*Your instructions:*
Filter this material down to the lines that hold "लखनऊ", copying each one.

----------

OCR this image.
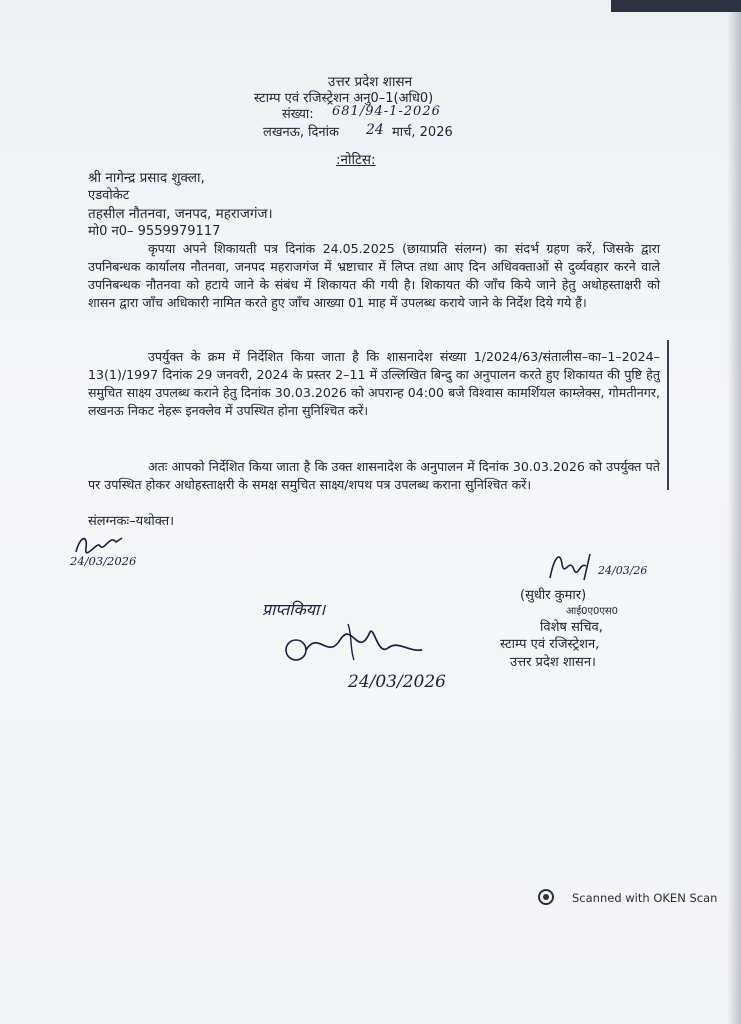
उत्तर प्रदेश शासन
स्टाम्प एवं रजिस्ट्रेशन अनु0–1(अधि0)
संख्या: 681/94-1-2026
लखनऊ, दिनांक 24 मार्च, 2026
:नोटिस:
श्री नागेन्द्र प्रसाद शुक्ला,
एडवोकेट
तहसील नौतनवा, जनपद, महराजगंज।
मो0 न0– 9559979117
कृपया अपने शिकायती पत्र दिनांक 24.05.2025 (छायाप्रति संलग्न) का संदर्भ ग्रहण करें, जिसके द्वारा उपनिबन्धक कार्यालय नौतनवा, जनपद महराजगंज में भ्रष्टाचार में लिप्त तथा आए दिन अधिवक्ताओं से दुर्व्यवहार करने वाले उपनिबन्धक नौतनवा को हटाये जाने के संबंध में शिकायत की गयी है। शिकायत की जाँच किये जाने हेतु अधोहस्ताक्षरी को शासन द्वारा जाँच अधिकारी नामित करते हुए जाँच आख्या 01 माह में उपलब्ध कराये जाने के निर्देश दिये गये हैं।
उपर्युक्त के क्रम में निर्देशित किया जाता है कि शासनादेश संख्या 1/2024/63/संतालीस–का–1–2024–13(1)/1997 दिनांक 29 जनवरी, 2024 के प्रस्तर 2–11 में उल्लिखित बिन्दु का अनुपालन करते हुए शिकायत की पुष्टि हेतु समुचित साक्ष्य उपलब्ध कराने हेतु दिनांक 30.03.2026 को अपरान्ह 04:00 बजे विश्वास कामर्शियल काम्लेक्स, गोमतीनगर, लखनऊ निकट नेहरू इनक्लेव में उपस्थित होना सुनिश्चित करें।
अतः आपको निर्देशित किया जाता है कि उक्त शासनादेश के अनुपालन में दिनांक 30.03.2026 को उपर्युक्त पते पर उपस्थित होकर अधोहस्ताक्षरी के समक्ष समुचित साक्ष्य/शपथ पत्र उपलब्ध कराना सुनिश्चित करें।
संलग्नकः–यथोक्त।
24/03/2026
24/03/26
(सुधीर कुमार)
आई0ए0एस0
विशेष सचिव,
स्टाम्प एवं रजिस्ट्रेशन,
उत्तर प्रदेश शासन।
प्राप्तकिया।
24/03/2026
Scanned with OKEN Scan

----------

*Correct output:*
लखनऊ, दिनांक 24 मार्च, 2026
उपर्युक्त के क्रम में निर्देशित किया जाता है कि शासनादेश संख्या 1/2024/63/संतालीस–का–1–2024–13(1)/1997 दिनांक 29 जनवरी, 2024 के प्रस्तर 2–11 में उल्लिखित बिन्दु का अनुपालन करते हुए शिकायत की पुष्टि हेतु समुचित साक्ष्य उपलब्ध कराने हेतु दिनांक 30.03.2026 को अपरान्ह 04:00 बजे विश्वास कामर्शियल काम्लेक्स, गोमतीनगर, लखनऊ निकट नेहरू इनक्लेव में उपस्थित होना सुनिश्चित करें।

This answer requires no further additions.